> _PROBLEM TO SOLVE_:
Reproduce each line of the listing exactly.

(Data items)
----------------
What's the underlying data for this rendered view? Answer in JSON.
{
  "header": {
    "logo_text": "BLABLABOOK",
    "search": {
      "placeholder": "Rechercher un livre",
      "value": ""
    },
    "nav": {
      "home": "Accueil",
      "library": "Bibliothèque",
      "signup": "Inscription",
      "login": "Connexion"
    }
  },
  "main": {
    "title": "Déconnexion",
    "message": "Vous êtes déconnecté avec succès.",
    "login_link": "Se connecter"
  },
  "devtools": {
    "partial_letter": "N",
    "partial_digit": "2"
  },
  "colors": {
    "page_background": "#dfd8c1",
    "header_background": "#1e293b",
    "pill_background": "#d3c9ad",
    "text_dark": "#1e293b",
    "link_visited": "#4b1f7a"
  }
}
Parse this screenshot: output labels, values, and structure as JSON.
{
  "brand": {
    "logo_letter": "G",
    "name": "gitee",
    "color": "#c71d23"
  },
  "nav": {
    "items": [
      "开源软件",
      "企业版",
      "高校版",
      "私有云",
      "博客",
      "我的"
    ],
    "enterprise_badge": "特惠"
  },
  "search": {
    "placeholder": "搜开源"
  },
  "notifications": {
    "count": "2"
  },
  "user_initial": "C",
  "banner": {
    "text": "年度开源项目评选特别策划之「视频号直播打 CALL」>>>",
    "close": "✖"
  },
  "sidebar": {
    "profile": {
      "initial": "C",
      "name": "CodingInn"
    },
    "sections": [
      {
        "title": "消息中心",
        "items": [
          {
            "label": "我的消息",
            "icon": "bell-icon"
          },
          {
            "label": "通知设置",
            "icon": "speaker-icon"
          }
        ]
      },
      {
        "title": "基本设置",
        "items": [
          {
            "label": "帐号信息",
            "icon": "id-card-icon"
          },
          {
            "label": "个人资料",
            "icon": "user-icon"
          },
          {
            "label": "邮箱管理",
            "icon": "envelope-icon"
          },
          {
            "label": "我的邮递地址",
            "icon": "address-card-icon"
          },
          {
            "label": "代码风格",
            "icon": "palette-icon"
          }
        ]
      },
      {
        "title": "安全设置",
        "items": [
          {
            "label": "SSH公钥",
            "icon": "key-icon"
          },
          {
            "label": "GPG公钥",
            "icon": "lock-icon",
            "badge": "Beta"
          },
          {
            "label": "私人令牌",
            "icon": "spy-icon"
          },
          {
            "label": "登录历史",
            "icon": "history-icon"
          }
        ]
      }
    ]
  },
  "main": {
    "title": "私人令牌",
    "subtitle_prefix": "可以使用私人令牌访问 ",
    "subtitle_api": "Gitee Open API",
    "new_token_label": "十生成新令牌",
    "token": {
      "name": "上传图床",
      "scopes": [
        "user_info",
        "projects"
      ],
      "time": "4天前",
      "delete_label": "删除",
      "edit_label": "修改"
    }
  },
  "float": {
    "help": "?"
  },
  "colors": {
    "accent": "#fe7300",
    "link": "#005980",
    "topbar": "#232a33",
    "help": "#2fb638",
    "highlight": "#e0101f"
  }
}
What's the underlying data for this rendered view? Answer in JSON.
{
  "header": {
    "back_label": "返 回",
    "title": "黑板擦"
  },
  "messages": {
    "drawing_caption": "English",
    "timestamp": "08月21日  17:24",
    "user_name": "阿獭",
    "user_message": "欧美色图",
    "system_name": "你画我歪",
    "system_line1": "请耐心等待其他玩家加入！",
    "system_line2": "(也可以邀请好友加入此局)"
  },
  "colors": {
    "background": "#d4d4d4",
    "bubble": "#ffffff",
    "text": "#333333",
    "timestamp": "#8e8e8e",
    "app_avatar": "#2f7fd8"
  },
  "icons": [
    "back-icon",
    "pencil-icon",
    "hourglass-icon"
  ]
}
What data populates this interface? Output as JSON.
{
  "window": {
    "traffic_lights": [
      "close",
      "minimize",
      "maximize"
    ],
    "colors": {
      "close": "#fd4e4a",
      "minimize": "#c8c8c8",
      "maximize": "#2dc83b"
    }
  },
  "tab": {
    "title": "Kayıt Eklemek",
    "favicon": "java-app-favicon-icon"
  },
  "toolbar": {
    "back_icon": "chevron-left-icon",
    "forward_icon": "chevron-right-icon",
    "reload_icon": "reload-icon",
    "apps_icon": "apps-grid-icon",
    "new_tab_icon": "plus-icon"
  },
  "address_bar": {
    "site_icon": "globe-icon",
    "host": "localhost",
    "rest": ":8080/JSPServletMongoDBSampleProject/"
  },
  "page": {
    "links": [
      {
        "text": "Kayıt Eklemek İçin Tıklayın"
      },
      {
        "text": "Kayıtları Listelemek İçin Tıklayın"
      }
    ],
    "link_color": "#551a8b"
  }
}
----------------
> _SOLUTION FOR THIS PROBLEM_:
What's the underlying data for this rendered view? Answer in JSON.
{
  "header": {
    "logo_text": "BLABLABOOK",
    "search": {
      "placeholder": "Rechercher un livre",
      "value": ""
    },
    "nav": {
      "home": "Accueil",
      "library": "Bibliothèque",
      "signup": "Inscription",
      "login": "Connexion"
    }
  },
  "main": {
    "title": "Déconnexion",
    "message": "Vous êtes déconnecté avec succès.",
    "login_link": "Se connecter"
  },
  "devtools": {
    "partial_letter": "N",
    "partial_digit": "2"
  },
  "colors": {
    "page_background": "#dfd8c1",
    "header_background": "#1e293b",
    "pill_background": "#d3c9ad",
    "text_dark": "#1e293b",
    "link_visited": "#4b1f7a"
  }
}
Parse this screenshot: output labels, values, and structure as JSON.
{
  "brand": {
    "logo_letter": "G",
    "name": "gitee",
    "color": "#c71d23"
  },
  "nav": {
    "items": [
      "开源软件",
      "企业版",
      "高校版",
      "私有云",
      "博客",
      "我的"
    ],
    "enterprise_badge": "特惠"
  },
  "search": {
    "placeholder": "搜开源"
  },
  "notifications": {
    "count": "2"
  },
  "user_initial": "C",
  "banner": {
    "text": "年度开源项目评选特别策划之「视频号直播打 CALL」>>>",
    "close": "✖"
  },
  "sidebar": {
    "profile": {
      "initial": "C",
      "name": "CodingInn"
    },
    "sections": [
      {
        "title": "消息中心",
        "items": [
          {
            "label": "我的消息",
            "icon": "bell-icon"
          },
          {
            "label": "通知设置",
            "icon": "speaker-icon"
          }
        ]
      },
      {
        "title": "基本设置",
        "items": [
          {
            "label": "帐号信息",
            "icon": "id-card-icon"
          },
          {
            "label": "个人资料",
            "icon": "user-icon"
          },
          {
            "label": "邮箱管理",
            "icon": "envelope-icon"
          },
          {
            "label": "我的邮递地址",
            "icon": "address-card-icon"
          },
          {
            "label": "代码风格",
            "icon": "palette-icon"
          }
        ]
      },
      {
        "title": "安全设置",
        "items": [
          {
            "label": "SSH公钥",
            "icon": "key-icon"
          },
          {
            "label": "GPG公钥",
            "icon": "lock-icon",
            "badge": "Beta"
          },
          {
            "label": "私人令牌",
            "icon": "spy-icon"
          },
          {
            "label": "登录历史",
            "icon": "history-icon"
          }
        ]
      }
    ]
  },
  "main": {
    "title": "私人令牌",
    "subtitle_prefix": "可以使用私人令牌访问 ",
    "subtitle_api": "Gitee Open API",
    "new_token_label": "十生成新令牌",
    "token": {
      "name": "上传图床",
      "scopes": [
        "user_info",
        "projects"
      ],
      "time": "4天前",
      "delete_label": "删除",
      "edit_label": "修改"
    }
  },
  "float": {
    "help": "?"
  },
  "colors": {
    "accent": "#fe7300",
    "link": "#005980",
    "topbar": "#232a33",
    "help": "#2fb638",
    "highlight": "#e0101f"
  }
}
What's the underlying data for this rendered view? Answer in JSON.
{
  "header": {
    "back_label": "返 回",
    "title": "黑板擦"
  },
  "messages": {
    "drawing_caption": "English",
    "timestamp": "08月21日  17:24",
    "user_name": "阿獭",
    "user_message": "欧美色图",
    "system_name": "你画我歪",
    "system_line1": "请耐心等待其他玩家加入！",
    "system_line2": "(也可以邀请好友加入此局)"
  },
  "colors": {
    "background": "#d4d4d4",
    "bubble": "#ffffff",
    "text": "#333333",
    "timestamp": "#8e8e8e",
    "app_avatar": "#2f7fd8"
  },
  "icons": [
    "back-icon",
    "pencil-icon",
    "hourglass-icon"
  ]
}
What data populates this interface? Output as JSON.
{
  "window": {
    "traffic_lights": [
      "close",
      "minimize",
      "maximize"
    ],
    "colors": {
      "close": "#fd4e4a",
      "minimize": "#c8c8c8",
      "maximize": "#2dc83b"
    }
  },
  "tab": {
    "title": "Kayıt Eklemek",
    "favicon": "java-app-favicon-icon"
  },
  "toolbar": {
    "back_icon": "chevron-left-icon",
    "forward_icon": "chevron-right-icon",
    "reload_icon": "reload-icon",
    "apps_icon": "apps-grid-icon",
    "new_tab_icon": "plus-icon"
  },
  "address_bar": {
    "site_icon": "globe-icon",
    "host": "localhost",
    "rest": ":8080/JSPServletMongoDBSampleProject/"
  },
  "page": {
    "links": [
      {
        "text": "Kayıt Eklemek İçin Tıklayın"
      },
      {
        "text": "Kayıtları Listelemek İçin Tıklayın"
      }
    ],
    "link_color": "#551a8b"
  }
}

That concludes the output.